# START OF Listing
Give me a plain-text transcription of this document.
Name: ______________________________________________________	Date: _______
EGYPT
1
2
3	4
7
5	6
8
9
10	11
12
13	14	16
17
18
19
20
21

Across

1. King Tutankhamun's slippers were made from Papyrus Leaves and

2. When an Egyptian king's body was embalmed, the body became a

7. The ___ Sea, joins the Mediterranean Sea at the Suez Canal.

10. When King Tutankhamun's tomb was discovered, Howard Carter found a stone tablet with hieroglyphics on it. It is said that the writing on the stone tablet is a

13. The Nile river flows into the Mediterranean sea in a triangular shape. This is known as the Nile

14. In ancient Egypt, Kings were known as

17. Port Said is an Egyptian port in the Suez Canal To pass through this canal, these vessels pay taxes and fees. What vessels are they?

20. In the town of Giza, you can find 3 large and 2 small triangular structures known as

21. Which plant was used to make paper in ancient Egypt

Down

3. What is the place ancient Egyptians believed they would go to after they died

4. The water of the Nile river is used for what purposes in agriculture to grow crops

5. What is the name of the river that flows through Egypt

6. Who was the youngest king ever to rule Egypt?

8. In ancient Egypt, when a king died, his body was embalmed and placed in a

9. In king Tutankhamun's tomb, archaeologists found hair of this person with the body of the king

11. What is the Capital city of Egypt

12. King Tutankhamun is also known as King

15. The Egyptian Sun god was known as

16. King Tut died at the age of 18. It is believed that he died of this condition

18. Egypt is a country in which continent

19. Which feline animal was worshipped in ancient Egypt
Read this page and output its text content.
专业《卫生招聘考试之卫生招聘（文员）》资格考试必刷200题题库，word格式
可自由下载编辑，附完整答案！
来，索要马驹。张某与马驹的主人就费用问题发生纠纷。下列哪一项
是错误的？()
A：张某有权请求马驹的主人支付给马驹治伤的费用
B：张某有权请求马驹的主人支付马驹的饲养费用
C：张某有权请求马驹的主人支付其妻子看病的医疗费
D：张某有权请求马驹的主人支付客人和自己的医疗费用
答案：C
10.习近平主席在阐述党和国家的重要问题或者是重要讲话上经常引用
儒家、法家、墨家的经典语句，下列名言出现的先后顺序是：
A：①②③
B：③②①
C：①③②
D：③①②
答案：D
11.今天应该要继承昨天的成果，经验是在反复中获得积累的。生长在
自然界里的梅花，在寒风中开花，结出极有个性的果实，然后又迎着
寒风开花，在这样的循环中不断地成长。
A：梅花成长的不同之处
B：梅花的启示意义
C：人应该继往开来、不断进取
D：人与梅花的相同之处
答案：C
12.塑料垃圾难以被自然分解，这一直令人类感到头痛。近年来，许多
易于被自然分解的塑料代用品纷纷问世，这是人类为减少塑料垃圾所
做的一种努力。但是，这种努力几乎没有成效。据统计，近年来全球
# END OF Listing
Print nothing but the lines from the line with "Read this page and output its text content." to the last line of the records above. Both of those lines count.

Read this page and output its text content.
专业《卫生招聘考试之卫生招聘（文员）》资格考试必刷200题题库，word格式
可自由下载编辑，附完整答案！
来，索要马驹。张某与马驹的主人就费用问题发生纠纷。下列哪一项
是错误的？()
A：张某有权请求马驹的主人支付给马驹治伤的费用
B：张某有权请求马驹的主人支付马驹的饲养费用
C：张某有权请求马驹的主人支付其妻子看病的医疗费
D：张某有权请求马驹的主人支付客人和自己的医疗费用
答案：C
10.习近平主席在阐述党和国家的重要问题或者是重要讲话上经常引用
儒家、法家、墨家的经典语句，下列名言出现的先后顺序是：
A：①②③
B：③②①
C：①③②
D：③①②
答案：D
11.今天应该要继承昨天的成果，经验是在反复中获得积累的。生长在
自然界里的梅花，在寒风中开花，结出极有个性的果实，然后又迎着
寒风开花，在这样的循环中不断地成长。
A：梅花成长的不同之处
B：梅花的启示意义
C：人应该继往开来、不断进取
D：人与梅花的相同之处
答案：C
12.塑料垃圾难以被自然分解，这一直令人类感到头痛。近年来，许多
易于被自然分解的塑料代用品纷纷问世，这是人类为减少塑料垃圾所
做的一种努力。但是，这种努力几乎没有成效。据统计，近年来全球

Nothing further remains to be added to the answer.